Data section:
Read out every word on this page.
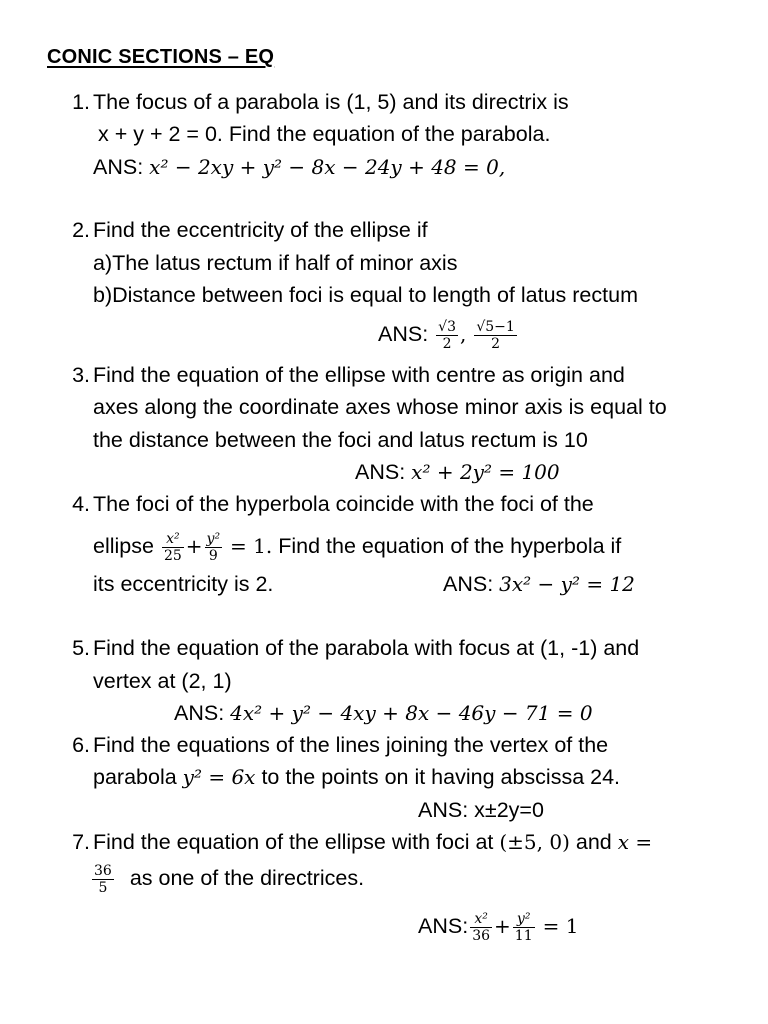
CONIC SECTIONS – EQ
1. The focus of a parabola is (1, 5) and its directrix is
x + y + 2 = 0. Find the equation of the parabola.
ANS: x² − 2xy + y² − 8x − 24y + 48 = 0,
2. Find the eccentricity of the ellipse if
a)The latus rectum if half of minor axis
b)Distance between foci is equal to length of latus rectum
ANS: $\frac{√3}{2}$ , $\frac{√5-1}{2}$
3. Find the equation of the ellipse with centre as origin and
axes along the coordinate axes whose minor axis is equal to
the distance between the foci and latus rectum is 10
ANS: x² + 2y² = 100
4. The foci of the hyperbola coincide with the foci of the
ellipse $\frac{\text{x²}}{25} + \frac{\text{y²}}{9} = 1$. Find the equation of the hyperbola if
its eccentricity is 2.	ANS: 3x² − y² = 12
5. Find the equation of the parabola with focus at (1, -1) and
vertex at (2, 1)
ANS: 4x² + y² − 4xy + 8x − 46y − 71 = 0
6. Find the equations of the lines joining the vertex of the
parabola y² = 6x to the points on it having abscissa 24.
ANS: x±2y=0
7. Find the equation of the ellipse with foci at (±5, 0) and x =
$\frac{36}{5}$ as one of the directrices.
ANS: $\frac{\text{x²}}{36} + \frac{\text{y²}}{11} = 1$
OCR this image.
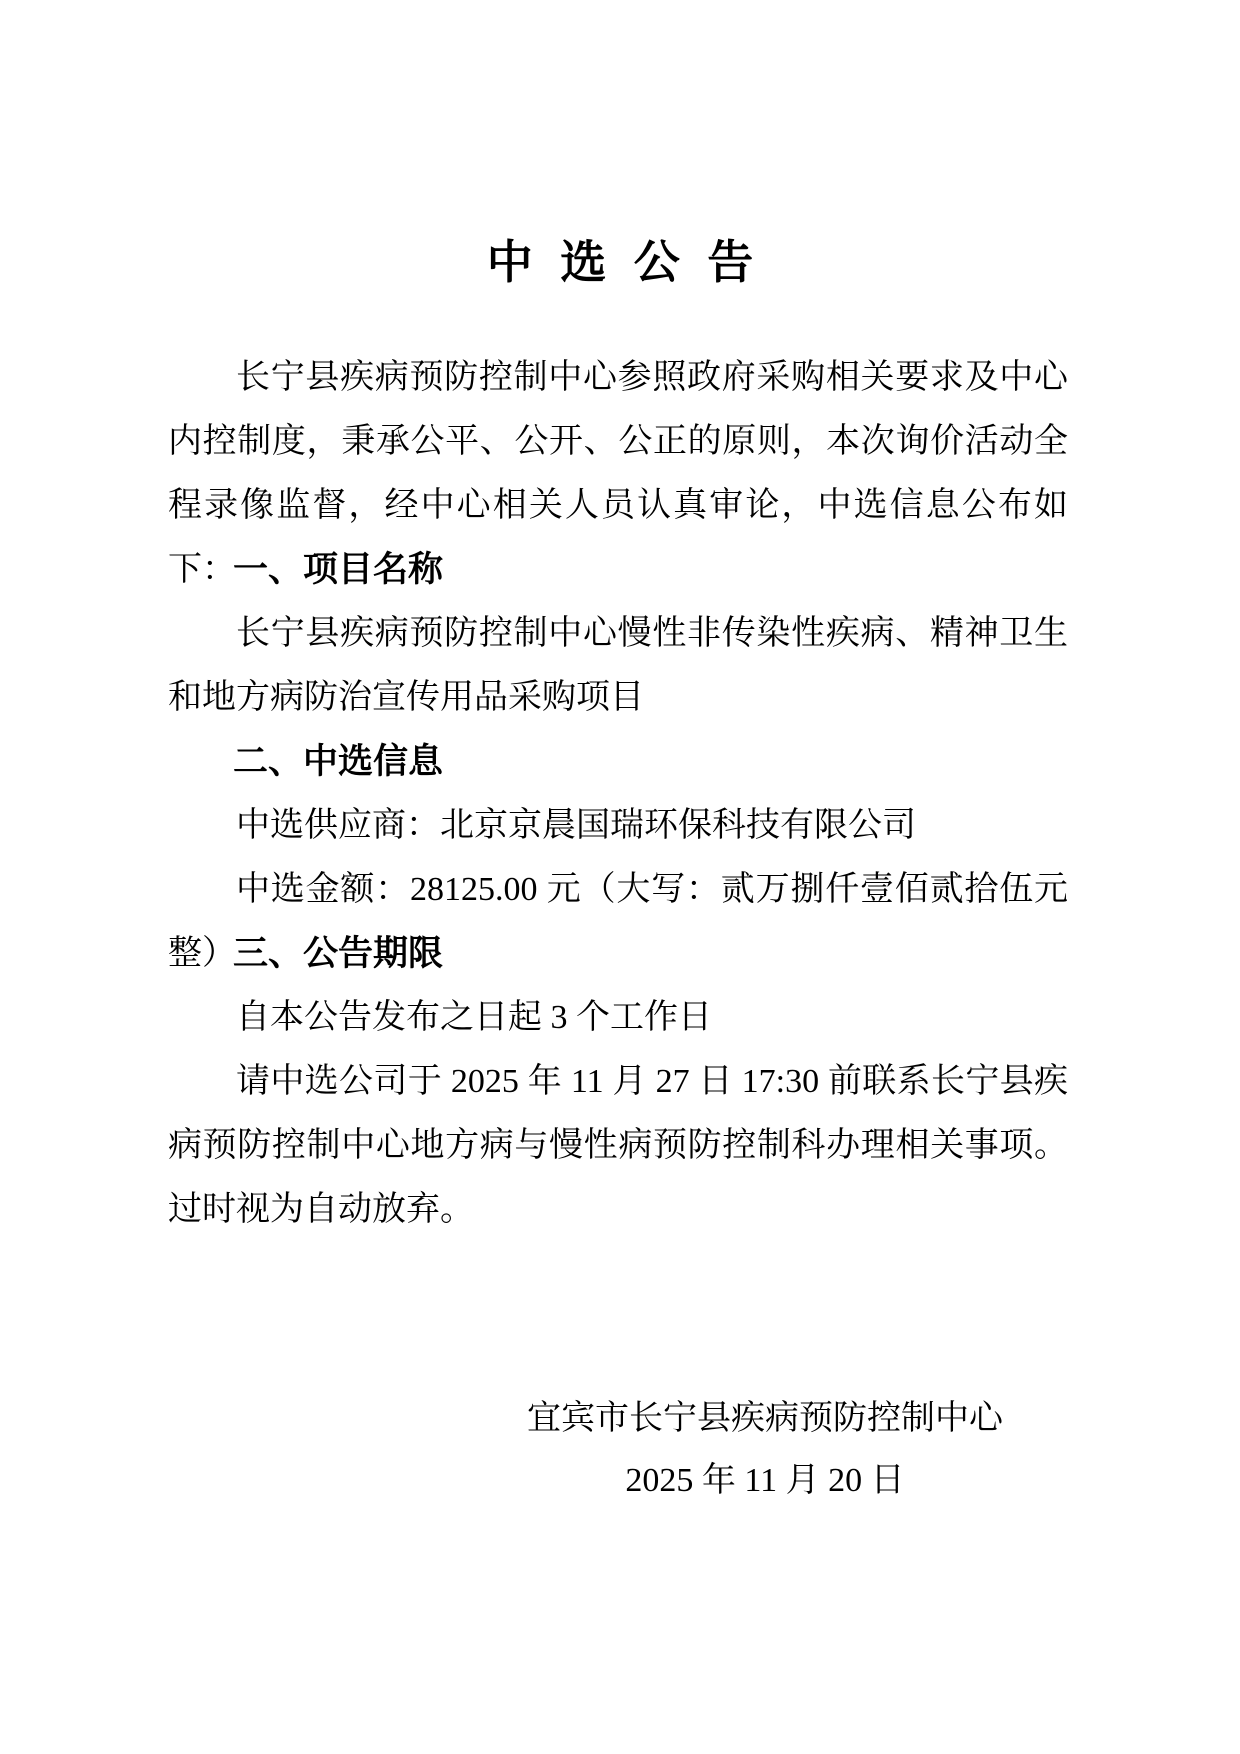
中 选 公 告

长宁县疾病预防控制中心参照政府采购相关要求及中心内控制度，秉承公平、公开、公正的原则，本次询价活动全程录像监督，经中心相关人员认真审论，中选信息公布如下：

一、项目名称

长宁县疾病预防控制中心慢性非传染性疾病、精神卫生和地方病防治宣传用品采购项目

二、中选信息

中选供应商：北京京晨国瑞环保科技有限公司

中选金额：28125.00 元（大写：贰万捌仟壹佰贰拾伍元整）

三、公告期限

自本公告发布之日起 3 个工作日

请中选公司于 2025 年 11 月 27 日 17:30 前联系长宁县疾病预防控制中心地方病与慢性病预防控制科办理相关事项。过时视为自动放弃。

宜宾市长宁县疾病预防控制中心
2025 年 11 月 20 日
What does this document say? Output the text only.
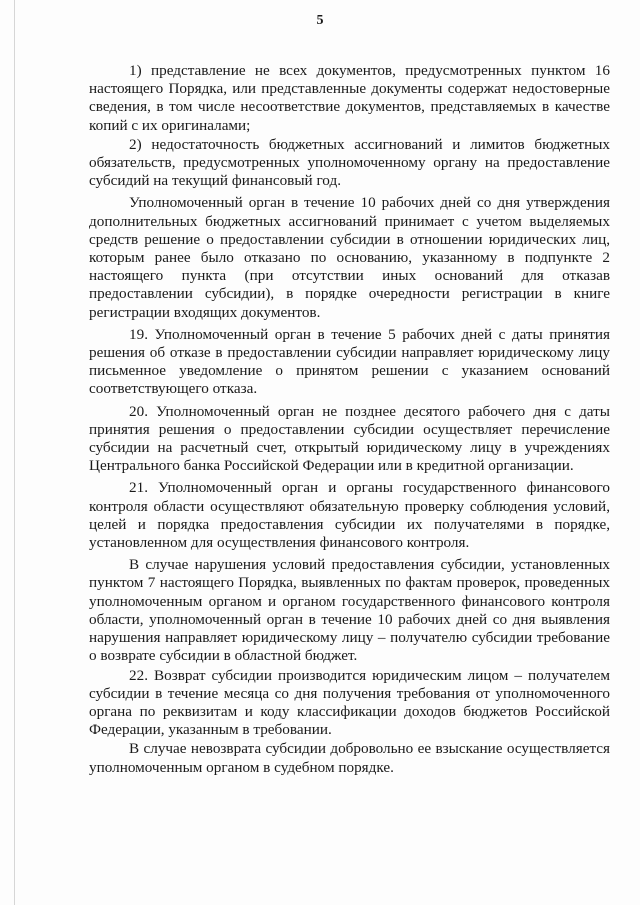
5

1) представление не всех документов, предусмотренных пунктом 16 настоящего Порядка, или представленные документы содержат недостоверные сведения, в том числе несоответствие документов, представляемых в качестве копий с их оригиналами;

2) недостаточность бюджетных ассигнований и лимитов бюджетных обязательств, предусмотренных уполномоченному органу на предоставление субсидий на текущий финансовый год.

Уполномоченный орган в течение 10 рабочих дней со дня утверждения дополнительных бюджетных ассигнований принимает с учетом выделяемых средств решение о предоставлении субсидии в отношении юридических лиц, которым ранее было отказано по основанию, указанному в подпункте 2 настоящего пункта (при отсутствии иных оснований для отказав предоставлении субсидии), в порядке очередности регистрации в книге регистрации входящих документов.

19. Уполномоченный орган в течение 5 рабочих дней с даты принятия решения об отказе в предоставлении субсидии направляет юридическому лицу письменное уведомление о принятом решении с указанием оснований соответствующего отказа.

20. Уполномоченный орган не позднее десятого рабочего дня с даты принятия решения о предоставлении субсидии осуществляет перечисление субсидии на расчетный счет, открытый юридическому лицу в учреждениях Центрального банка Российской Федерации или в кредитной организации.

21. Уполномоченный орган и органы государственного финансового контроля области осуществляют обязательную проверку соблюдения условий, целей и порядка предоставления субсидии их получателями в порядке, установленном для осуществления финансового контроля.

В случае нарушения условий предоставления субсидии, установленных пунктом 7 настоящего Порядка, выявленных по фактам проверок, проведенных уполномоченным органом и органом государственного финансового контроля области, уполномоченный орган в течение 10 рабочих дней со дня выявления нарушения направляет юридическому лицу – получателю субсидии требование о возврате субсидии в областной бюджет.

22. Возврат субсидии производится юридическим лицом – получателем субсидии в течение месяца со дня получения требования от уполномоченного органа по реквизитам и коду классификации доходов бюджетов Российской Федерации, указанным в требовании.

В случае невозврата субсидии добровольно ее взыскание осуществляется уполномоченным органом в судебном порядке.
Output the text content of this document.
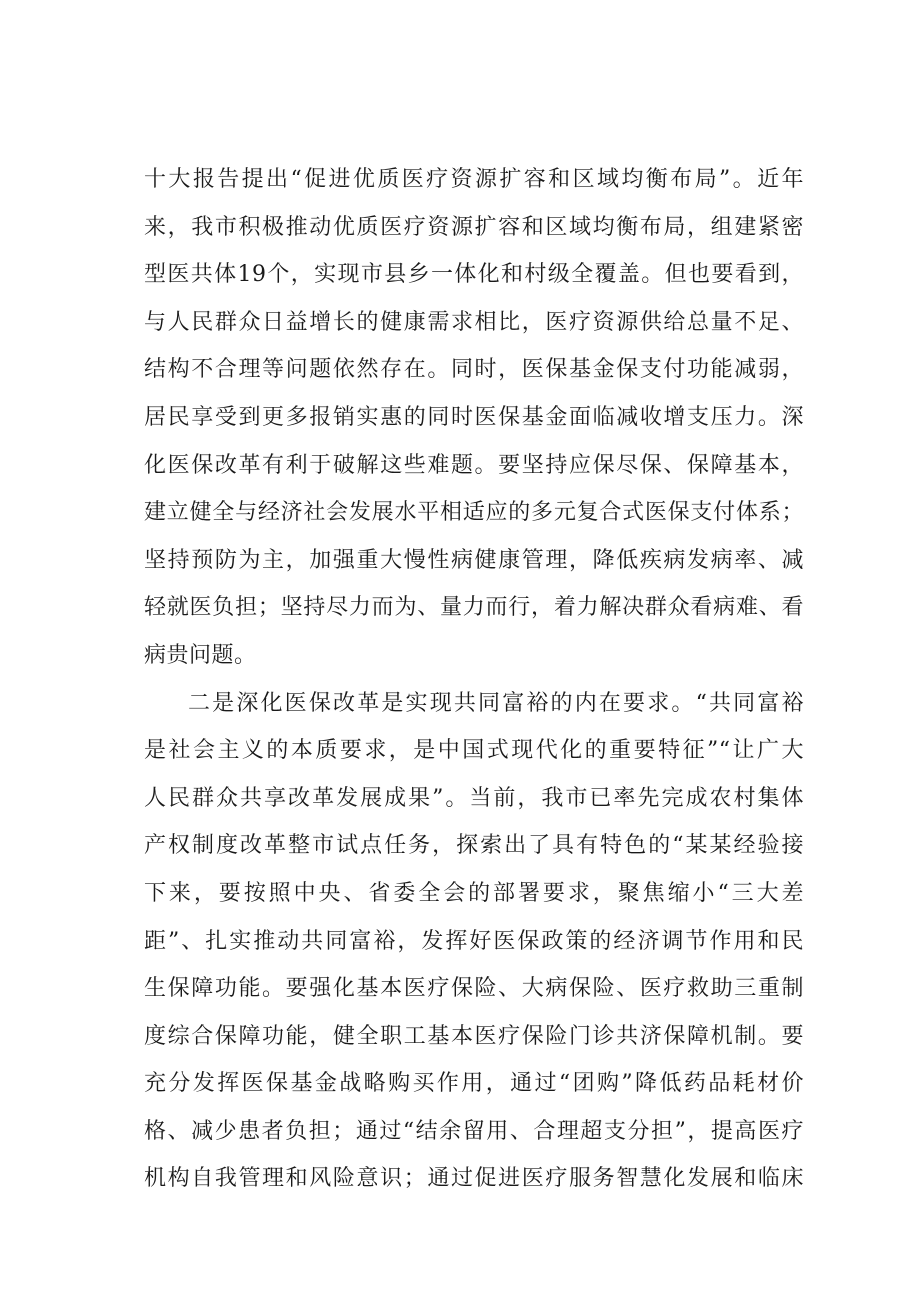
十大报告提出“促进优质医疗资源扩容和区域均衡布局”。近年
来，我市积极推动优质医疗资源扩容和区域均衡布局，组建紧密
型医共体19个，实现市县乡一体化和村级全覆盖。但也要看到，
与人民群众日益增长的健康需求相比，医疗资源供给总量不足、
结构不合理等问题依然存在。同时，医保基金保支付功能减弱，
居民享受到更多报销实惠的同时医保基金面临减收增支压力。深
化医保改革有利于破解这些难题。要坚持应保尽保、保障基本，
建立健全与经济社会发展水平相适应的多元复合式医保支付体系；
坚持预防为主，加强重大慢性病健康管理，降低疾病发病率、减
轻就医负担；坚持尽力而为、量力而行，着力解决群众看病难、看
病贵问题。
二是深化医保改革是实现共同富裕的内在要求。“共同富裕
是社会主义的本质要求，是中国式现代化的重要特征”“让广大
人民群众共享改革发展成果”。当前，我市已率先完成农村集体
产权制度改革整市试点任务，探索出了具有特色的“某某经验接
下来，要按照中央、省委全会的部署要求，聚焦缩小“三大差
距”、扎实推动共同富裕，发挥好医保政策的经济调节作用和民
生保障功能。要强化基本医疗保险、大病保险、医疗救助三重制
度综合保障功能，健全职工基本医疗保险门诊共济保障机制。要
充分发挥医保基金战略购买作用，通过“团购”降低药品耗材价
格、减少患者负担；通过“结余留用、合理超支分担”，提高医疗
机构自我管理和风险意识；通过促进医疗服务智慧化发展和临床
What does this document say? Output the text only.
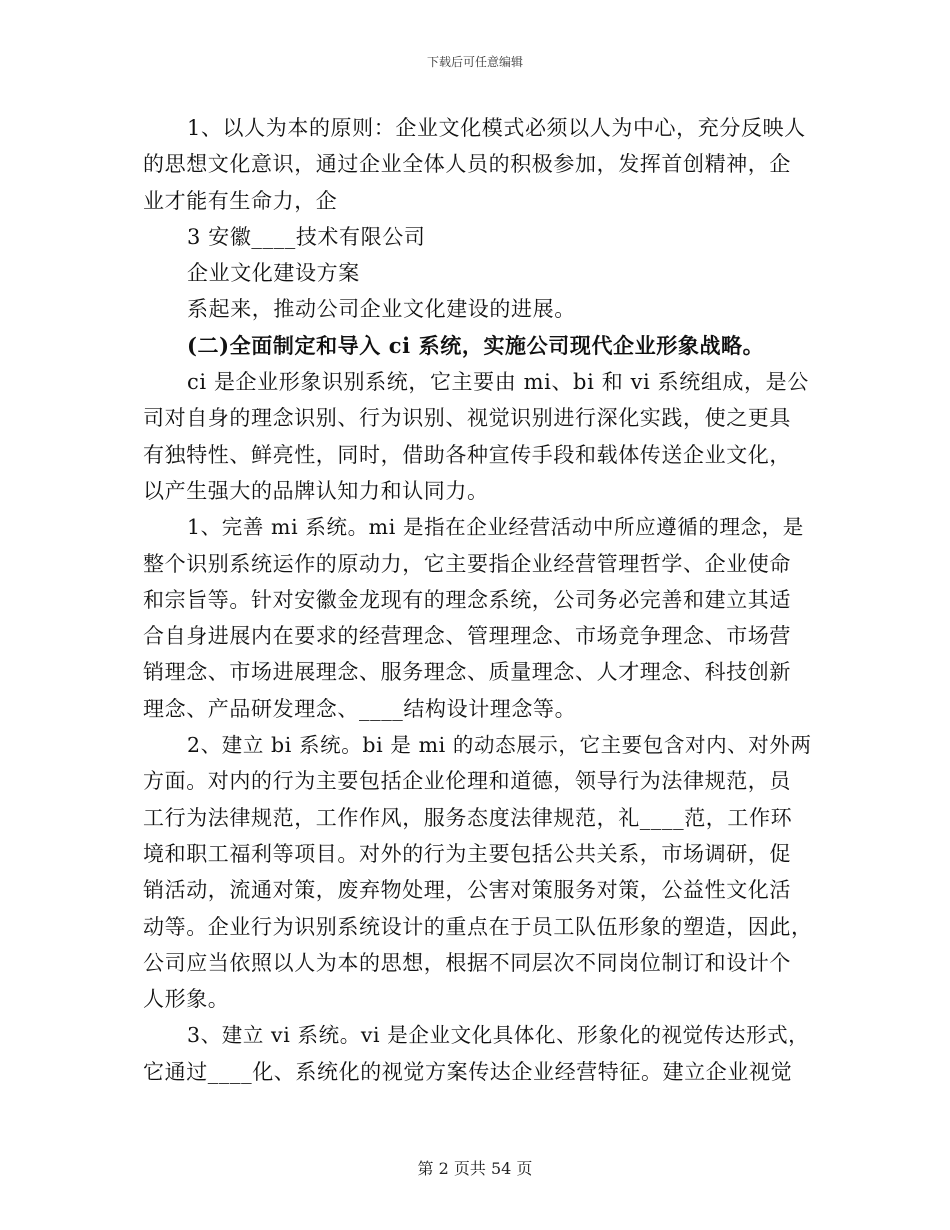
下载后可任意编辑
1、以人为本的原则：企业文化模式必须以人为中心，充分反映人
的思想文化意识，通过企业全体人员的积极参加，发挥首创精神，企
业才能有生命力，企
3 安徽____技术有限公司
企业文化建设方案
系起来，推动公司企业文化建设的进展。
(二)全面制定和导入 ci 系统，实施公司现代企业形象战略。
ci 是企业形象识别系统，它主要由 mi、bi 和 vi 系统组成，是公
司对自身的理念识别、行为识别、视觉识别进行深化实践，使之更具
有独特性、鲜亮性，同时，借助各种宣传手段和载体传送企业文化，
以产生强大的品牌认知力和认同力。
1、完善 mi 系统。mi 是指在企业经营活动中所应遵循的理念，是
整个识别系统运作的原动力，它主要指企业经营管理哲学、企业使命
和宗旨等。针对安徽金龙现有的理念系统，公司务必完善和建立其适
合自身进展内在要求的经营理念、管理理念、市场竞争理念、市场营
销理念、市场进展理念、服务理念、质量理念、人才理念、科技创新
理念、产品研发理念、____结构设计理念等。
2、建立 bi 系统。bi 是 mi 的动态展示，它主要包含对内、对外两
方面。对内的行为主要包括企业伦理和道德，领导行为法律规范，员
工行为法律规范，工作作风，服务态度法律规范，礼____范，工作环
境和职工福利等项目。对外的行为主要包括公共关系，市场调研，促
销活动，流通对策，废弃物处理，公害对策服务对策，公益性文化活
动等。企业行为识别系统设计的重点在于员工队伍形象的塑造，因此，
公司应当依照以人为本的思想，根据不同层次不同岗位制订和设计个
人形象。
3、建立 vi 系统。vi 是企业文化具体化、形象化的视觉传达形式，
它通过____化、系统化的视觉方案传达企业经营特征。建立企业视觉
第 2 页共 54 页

Your task:
Extract from the data every line where "text" shows up.

Exercise result:
ellipse $\frac{\text{x²}}{25} + \frac{\text{y²}}{9} = 1$. Find the equation of the hyperbola if
ANS: $\frac{\text{x²}}{36} + \frac{\text{y²}}{11} = 1$
What does this document say? Output the text only.
Output the text content of this document.
What does this document say? Output the text only.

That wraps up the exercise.